:: PROBLEM REQUIREMENTS ::
Output the data exactly, with every line intact.

:: EXTRACTED RECORDS ::
* Begin *
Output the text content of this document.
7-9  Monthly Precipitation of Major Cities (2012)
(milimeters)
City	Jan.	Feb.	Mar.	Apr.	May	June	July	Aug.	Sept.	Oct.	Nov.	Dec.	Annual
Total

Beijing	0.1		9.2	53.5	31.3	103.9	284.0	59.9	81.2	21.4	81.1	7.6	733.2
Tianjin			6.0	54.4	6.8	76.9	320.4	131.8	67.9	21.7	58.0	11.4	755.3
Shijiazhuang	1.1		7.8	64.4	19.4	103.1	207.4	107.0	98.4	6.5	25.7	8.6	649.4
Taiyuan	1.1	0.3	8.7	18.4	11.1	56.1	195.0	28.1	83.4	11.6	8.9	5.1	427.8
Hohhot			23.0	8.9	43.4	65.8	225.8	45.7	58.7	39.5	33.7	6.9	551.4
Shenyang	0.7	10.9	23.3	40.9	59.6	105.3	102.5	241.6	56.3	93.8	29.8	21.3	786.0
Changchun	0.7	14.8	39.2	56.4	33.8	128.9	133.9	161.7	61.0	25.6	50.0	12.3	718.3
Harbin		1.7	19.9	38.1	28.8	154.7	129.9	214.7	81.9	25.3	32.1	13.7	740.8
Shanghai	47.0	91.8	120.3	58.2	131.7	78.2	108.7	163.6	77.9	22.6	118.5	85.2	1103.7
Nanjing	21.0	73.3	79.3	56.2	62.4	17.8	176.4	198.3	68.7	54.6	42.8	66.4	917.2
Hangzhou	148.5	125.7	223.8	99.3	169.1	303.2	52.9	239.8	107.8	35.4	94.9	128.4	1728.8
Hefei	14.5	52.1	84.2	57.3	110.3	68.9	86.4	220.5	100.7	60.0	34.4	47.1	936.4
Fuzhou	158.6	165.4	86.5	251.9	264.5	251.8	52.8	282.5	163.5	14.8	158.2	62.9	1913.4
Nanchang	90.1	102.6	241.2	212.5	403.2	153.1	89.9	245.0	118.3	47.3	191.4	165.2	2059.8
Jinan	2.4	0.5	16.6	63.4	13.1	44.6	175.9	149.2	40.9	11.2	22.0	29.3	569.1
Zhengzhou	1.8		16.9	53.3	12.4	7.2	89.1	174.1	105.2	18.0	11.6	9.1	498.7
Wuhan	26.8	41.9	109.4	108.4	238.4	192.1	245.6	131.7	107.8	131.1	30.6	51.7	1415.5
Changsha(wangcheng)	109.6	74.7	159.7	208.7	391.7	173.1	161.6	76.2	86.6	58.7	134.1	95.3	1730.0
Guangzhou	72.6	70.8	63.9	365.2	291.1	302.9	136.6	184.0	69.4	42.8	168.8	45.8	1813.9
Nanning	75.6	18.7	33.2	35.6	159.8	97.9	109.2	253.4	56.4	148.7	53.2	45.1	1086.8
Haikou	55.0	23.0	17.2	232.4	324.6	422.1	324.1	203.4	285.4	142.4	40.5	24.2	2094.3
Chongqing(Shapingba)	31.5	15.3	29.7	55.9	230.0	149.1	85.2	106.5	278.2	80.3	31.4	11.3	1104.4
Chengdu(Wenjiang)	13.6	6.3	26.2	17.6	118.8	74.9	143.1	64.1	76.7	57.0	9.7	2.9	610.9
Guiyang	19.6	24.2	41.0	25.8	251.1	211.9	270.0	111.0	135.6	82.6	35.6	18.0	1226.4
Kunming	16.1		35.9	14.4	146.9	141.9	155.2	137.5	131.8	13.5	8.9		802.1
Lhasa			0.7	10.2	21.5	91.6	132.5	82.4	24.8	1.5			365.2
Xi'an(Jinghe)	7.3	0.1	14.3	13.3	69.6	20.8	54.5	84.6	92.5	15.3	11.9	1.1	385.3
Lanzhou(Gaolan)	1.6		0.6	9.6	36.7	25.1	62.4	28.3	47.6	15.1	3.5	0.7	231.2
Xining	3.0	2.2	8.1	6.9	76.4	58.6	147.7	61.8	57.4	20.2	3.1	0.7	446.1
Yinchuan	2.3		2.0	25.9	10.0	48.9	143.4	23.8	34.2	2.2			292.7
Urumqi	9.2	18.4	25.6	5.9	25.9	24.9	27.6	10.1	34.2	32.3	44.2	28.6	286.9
* End *
:: SOLUTION BELOW ::
Output the text content of this document.
7-9  Monthly Precipitation of Major Cities (2012)
(milimeters)
City	Jan.	Feb.	Mar.	Apr.	May	June	July	Aug.	Sept.	Oct.	Nov.	Dec.	Annual
Total

Beijing	0.1		9.2	53.5	31.3	103.9	284.0	59.9	81.2	21.4	81.1	7.6	733.2
Tianjin			6.0	54.4	6.8	76.9	320.4	131.8	67.9	21.7	58.0	11.4	755.3
Shijiazhuang	1.1		7.8	64.4	19.4	103.1	207.4	107.0	98.4	6.5	25.7	8.6	649.4
Taiyuan	1.1	0.3	8.7	18.4	11.1	56.1	195.0	28.1	83.4	11.6	8.9	5.1	427.8
Hohhot			23.0	8.9	43.4	65.8	225.8	45.7	58.7	39.5	33.7	6.9	551.4
Shenyang	0.7	10.9	23.3	40.9	59.6	105.3	102.5	241.6	56.3	93.8	29.8	21.3	786.0
Changchun	0.7	14.8	39.2	56.4	33.8	128.9	133.9	161.7	61.0	25.6	50.0	12.3	718.3
Harbin		1.7	19.9	38.1	28.8	154.7	129.9	214.7	81.9	25.3	32.1	13.7	740.8
Shanghai	47.0	91.8	120.3	58.2	131.7	78.2	108.7	163.6	77.9	22.6	118.5	85.2	1103.7
Nanjing	21.0	73.3	79.3	56.2	62.4	17.8	176.4	198.3	68.7	54.6	42.8	66.4	917.2
Hangzhou	148.5	125.7	223.8	99.3	169.1	303.2	52.9	239.8	107.8	35.4	94.9	128.4	1728.8
Hefei	14.5	52.1	84.2	57.3	110.3	68.9	86.4	220.5	100.7	60.0	34.4	47.1	936.4
Fuzhou	158.6	165.4	86.5	251.9	264.5	251.8	52.8	282.5	163.5	14.8	158.2	62.9	1913.4
Nanchang	90.1	102.6	241.2	212.5	403.2	153.1	89.9	245.0	118.3	47.3	191.4	165.2	2059.8
Jinan	2.4	0.5	16.6	63.4	13.1	44.6	175.9	149.2	40.9	11.2	22.0	29.3	569.1
Zhengzhou	1.8		16.9	53.3	12.4	7.2	89.1	174.1	105.2	18.0	11.6	9.1	498.7
Wuhan	26.8	41.9	109.4	108.4	238.4	192.1	245.6	131.7	107.8	131.1	30.6	51.7	1415.5
Changsha(wangcheng)	109.6	74.7	159.7	208.7	391.7	173.1	161.6	76.2	86.6	58.7	134.1	95.3	1730.0
Guangzhou	72.6	70.8	63.9	365.2	291.1	302.9	136.6	184.0	69.4	42.8	168.8	45.8	1813.9
Nanning	75.6	18.7	33.2	35.6	159.8	97.9	109.2	253.4	56.4	148.7	53.2	45.1	1086.8
Haikou	55.0	23.0	17.2	232.4	324.6	422.1	324.1	203.4	285.4	142.4	40.5	24.2	2094.3
Chongqing(Shapingba)	31.5	15.3	29.7	55.9	230.0	149.1	85.2	106.5	278.2	80.3	31.4	11.3	1104.4
Chengdu(Wenjiang)	13.6	6.3	26.2	17.6	118.8	74.9	143.1	64.1	76.7	57.0	9.7	2.9	610.9
Guiyang	19.6	24.2	41.0	25.8	251.1	211.9	270.0	111.0	135.6	82.6	35.6	18.0	1226.4
Kunming	16.1		35.9	14.4	146.9	141.9	155.2	137.5	131.8	13.5	8.9		802.1
Lhasa			0.7	10.2	21.5	91.6	132.5	82.4	24.8	1.5			365.2
Xi'an(Jinghe)	7.3	0.1	14.3	13.3	69.6	20.8	54.5	84.6	92.5	15.3	11.9	1.1	385.3
Lanzhou(Gaolan)	1.6		0.6	9.6	36.7	25.1	62.4	28.3	47.6	15.1	3.5	0.7	231.2
Xining	3.0	2.2	8.1	6.9	76.4	58.6	147.7	61.8	57.4	20.2	3.1	0.7	446.1
Yinchuan	2.3		2.0	25.9	10.0	48.9	143.4	23.8	34.2	2.2			292.7
Urumqi	9.2	18.4	25.6	5.9	25.9	24.9	27.6	10.1	34.2	32.3	44.2	28.6	286.9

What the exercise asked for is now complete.